• Task brief
List each line of the data in which the string "ylabel" appears.

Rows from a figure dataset
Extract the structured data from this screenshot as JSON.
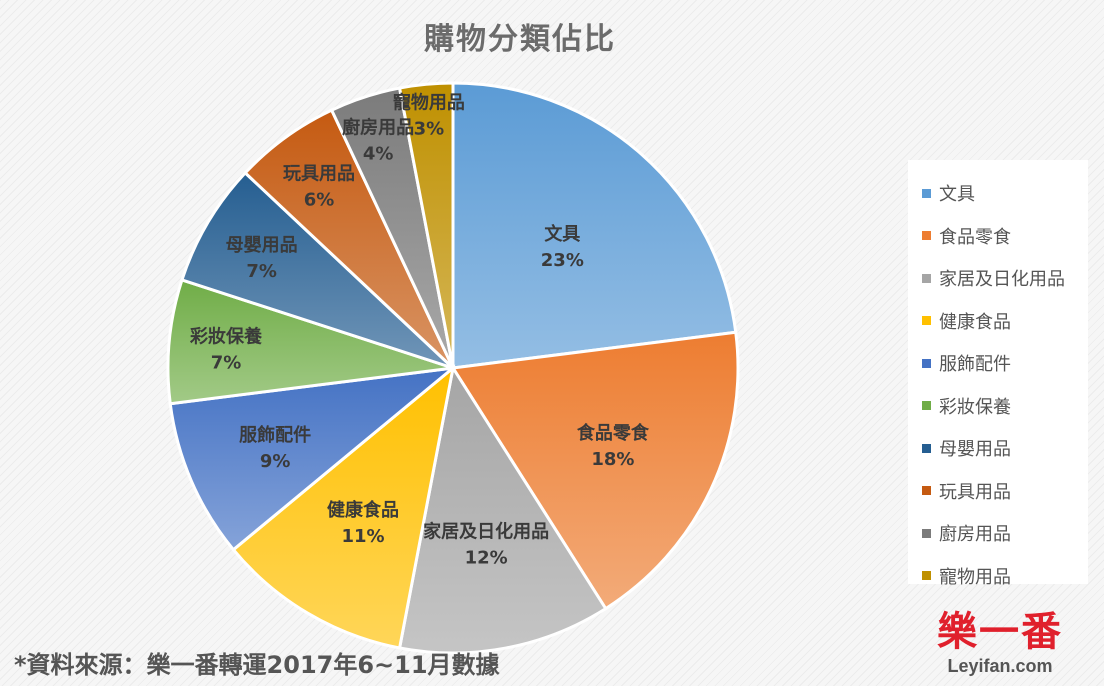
{
  "chart_data": {
    "type": "pie",
    "title": "購物分類佔比",
    "categories": [
      "文具",
      "食品零食",
      "家居及日化用品",
      "健康食品",
      "服飾配件",
      "彩妝保養",
      "母嬰用品",
      "玩具用品",
      "廚房用品",
      "寵物用品"
    ],
    "values": [
      23,
      18,
      12,
      11,
      9,
      7,
      7,
      6,
      4,
      3
    ],
    "data_labels": [
      "23%",
      "18%",
      "12%",
      "11%",
      "9%",
      "7%",
      "7%",
      "6%",
      "4%",
      "3%"
    ],
    "colors": [
      "#5b9bd5",
      "#ed7d31",
      "#a5a5a5",
      "#ffc000",
      "#4472c4",
      "#70ad47",
      "#255e91",
      "#c55a11",
      "#7b7b7b",
      "#bf9000"
    ],
    "legend_position": "right",
    "start_angle": "12 o'clock, clockwise"
  },
  "source_note": "*資料來源：樂一番轉運2017年6~11月數據",
  "logo": {
    "mark": "樂一番",
    "url": "Leyifan.com"
  }
}
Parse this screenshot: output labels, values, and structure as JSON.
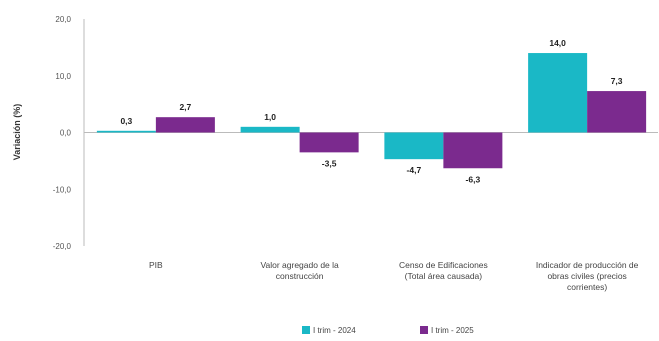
{
  "chart_data": {
    "type": "bar",
    "ylabel": "Variación  (%)",
    "ylim": [
      -20,
      20
    ],
    "yticks": [
      "20,0",
      "10,0",
      "0,0",
      "-10,0",
      "-20,0"
    ],
    "categories": [
      [
        "PIB"
      ],
      [
        "Valor agregado de la",
        "construcción"
      ],
      [
        "Censo de Edificaciones",
        "(Total área causada)"
      ],
      [
        "Indicador de producción de",
        "obras civiles (precios",
        "corrientes)"
      ]
    ],
    "series": [
      {
        "name": "I trim - 2024",
        "color": "#1ab8c6",
        "values": [
          0.3,
          1.0,
          -4.7,
          14.0
        ],
        "labels": [
          "0,3",
          "1,0",
          "-4,7",
          "14,0"
        ]
      },
      {
        "name": "I trim - 2025",
        "color": "#7b2a8e",
        "values": [
          2.7,
          -3.5,
          -6.3,
          7.3
        ],
        "labels": [
          "2,7",
          "-3,5",
          "-6,3",
          "7,3"
        ]
      }
    ],
    "legend_position": "bottom-center",
    "grid": false
  }
}
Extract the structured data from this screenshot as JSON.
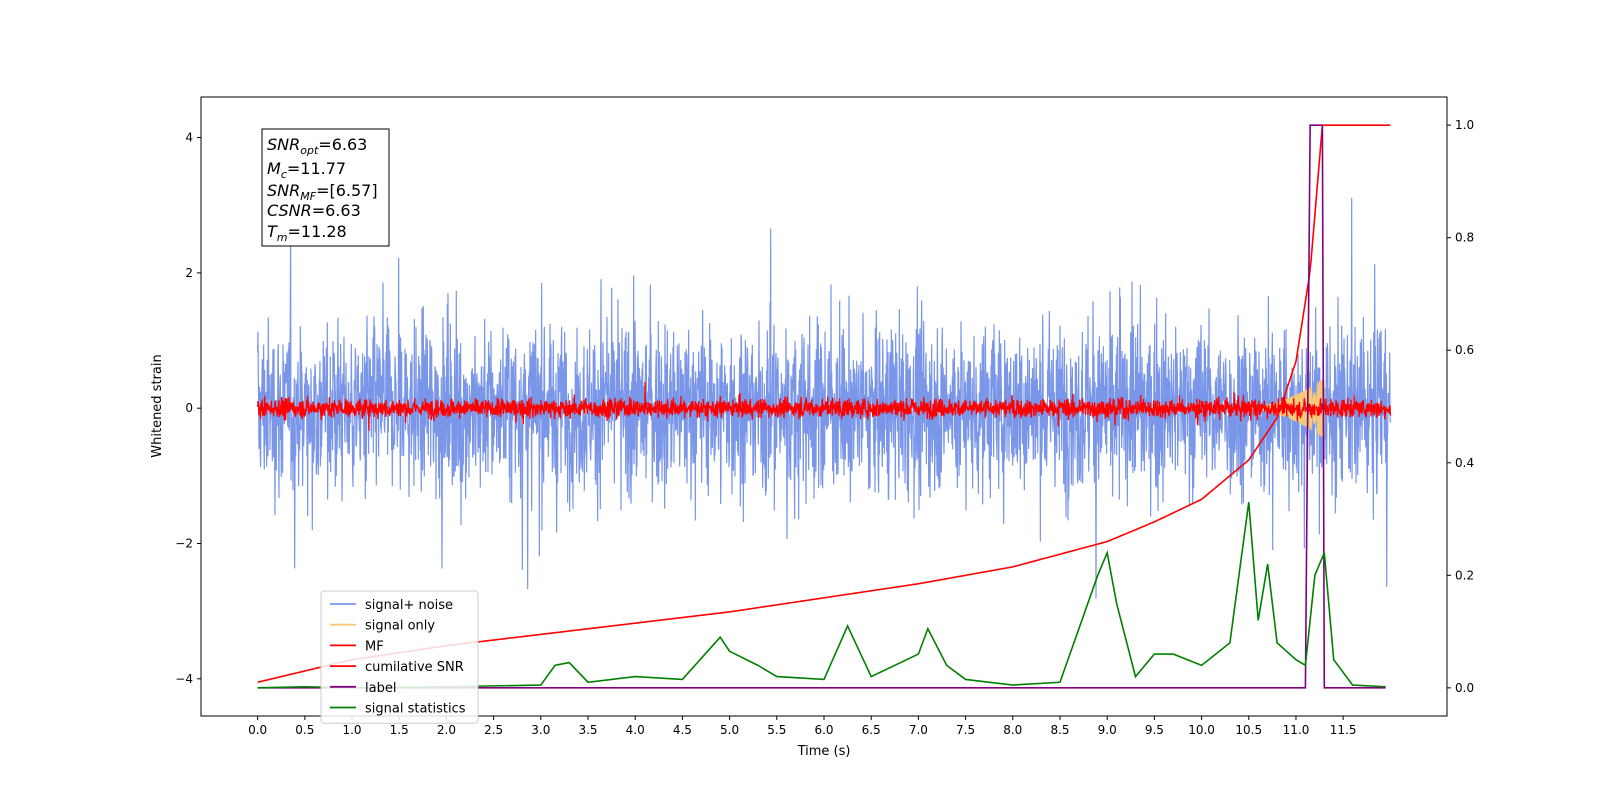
{
  "chart_data": {
    "type": "line",
    "xlabel": "Time (s)",
    "ylabel": "Whitened strain",
    "xlim": [
      -0.6,
      12.6
    ],
    "ylim": [
      -4.55,
      4.6
    ],
    "y2lim": [
      -0.05,
      1.05
    ],
    "grid": false,
    "legend_position": "lower-left",
    "x_ticks": [
      "0.0",
      "0.5",
      "1.0",
      "1.5",
      "2.0",
      "2.5",
      "3.0",
      "3.5",
      "4.0",
      "4.5",
      "5.0",
      "5.5",
      "6.0",
      "6.5",
      "7.0",
      "7.5",
      "8.0",
      "8.5",
      "9.0",
      "9.5",
      "10.0",
      "10.5",
      "11.0",
      "11.5"
    ],
    "y_ticks": [
      "−4",
      "−2",
      "0",
      "2",
      "4"
    ],
    "y2_ticks": [
      "0.0",
      "0.2",
      "0.4",
      "0.6",
      "0.8",
      "1.0"
    ],
    "annotation": {
      "snr_opt": "=6.63",
      "mc": "=11.77",
      "snr_mf": "=[6.57]",
      "csnr": "=6.63",
      "tm": "=11.28"
    },
    "series": [
      {
        "name": "signal+ noise",
        "color": "#7a96e8",
        "axis": "left",
        "style": "noise",
        "x_range": [
          0,
          12.0
        ],
        "amplitude": 1.6
      },
      {
        "name": "signal only",
        "color": "#f5c97a",
        "axis": "left",
        "style": "chirp",
        "x_range": [
          10.4,
          11.3
        ],
        "peak_amplitude": 0.45
      },
      {
        "name": "MF",
        "color": "#ff0000",
        "axis": "left",
        "style": "noise",
        "x_range": [
          0,
          12.0
        ],
        "amplitude": 0.18
      },
      {
        "name": "cumilative SNR",
        "color": "#ff0000",
        "axis": "right",
        "x": [
          0.0,
          1.0,
          2.0,
          3.0,
          4.0,
          5.0,
          6.0,
          7.0,
          8.0,
          9.0,
          9.5,
          10.0,
          10.5,
          10.8,
          11.0,
          11.15,
          11.28,
          11.5,
          12.0
        ],
        "y": [
          0.01,
          0.05,
          0.075,
          0.095,
          0.115,
          0.135,
          0.16,
          0.185,
          0.215,
          0.26,
          0.295,
          0.335,
          0.405,
          0.48,
          0.58,
          0.74,
          1.0,
          1.0,
          1.0
        ]
      },
      {
        "name": "label",
        "color": "#800080",
        "axis": "right",
        "x": [
          0.0,
          11.1,
          11.15,
          11.22,
          11.28,
          11.3,
          11.35,
          11.95
        ],
        "y": [
          0.0,
          0.0,
          1.0,
          1.0,
          1.0,
          0.0,
          0.0,
          0.0
        ]
      },
      {
        "name": "signal statistics",
        "color": "#008000",
        "axis": "right",
        "x": [
          0.0,
          0.5,
          1.0,
          2.0,
          3.0,
          3.15,
          3.3,
          3.5,
          4.0,
          4.5,
          4.9,
          5.0,
          5.3,
          5.5,
          6.0,
          6.25,
          6.5,
          7.0,
          7.1,
          7.3,
          7.5,
          8.0,
          8.5,
          8.9,
          9.0,
          9.1,
          9.3,
          9.5,
          9.7,
          10.0,
          10.3,
          10.5,
          10.6,
          10.7,
          10.8,
          11.0,
          11.1,
          11.2,
          11.3,
          11.4,
          11.6,
          11.95
        ],
        "y": [
          0.0,
          0.002,
          0.0,
          0.002,
          0.005,
          0.04,
          0.045,
          0.01,
          0.02,
          0.015,
          0.09,
          0.065,
          0.04,
          0.02,
          0.015,
          0.11,
          0.02,
          0.06,
          0.105,
          0.04,
          0.015,
          0.005,
          0.01,
          0.2,
          0.24,
          0.15,
          0.02,
          0.06,
          0.06,
          0.04,
          0.08,
          0.33,
          0.12,
          0.22,
          0.08,
          0.05,
          0.04,
          0.2,
          0.24,
          0.05,
          0.005,
          0.002
        ]
      }
    ]
  }
}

• Written answer
    "ylabel": "Variación  (%)",
    "ylabel": "Whitened strain",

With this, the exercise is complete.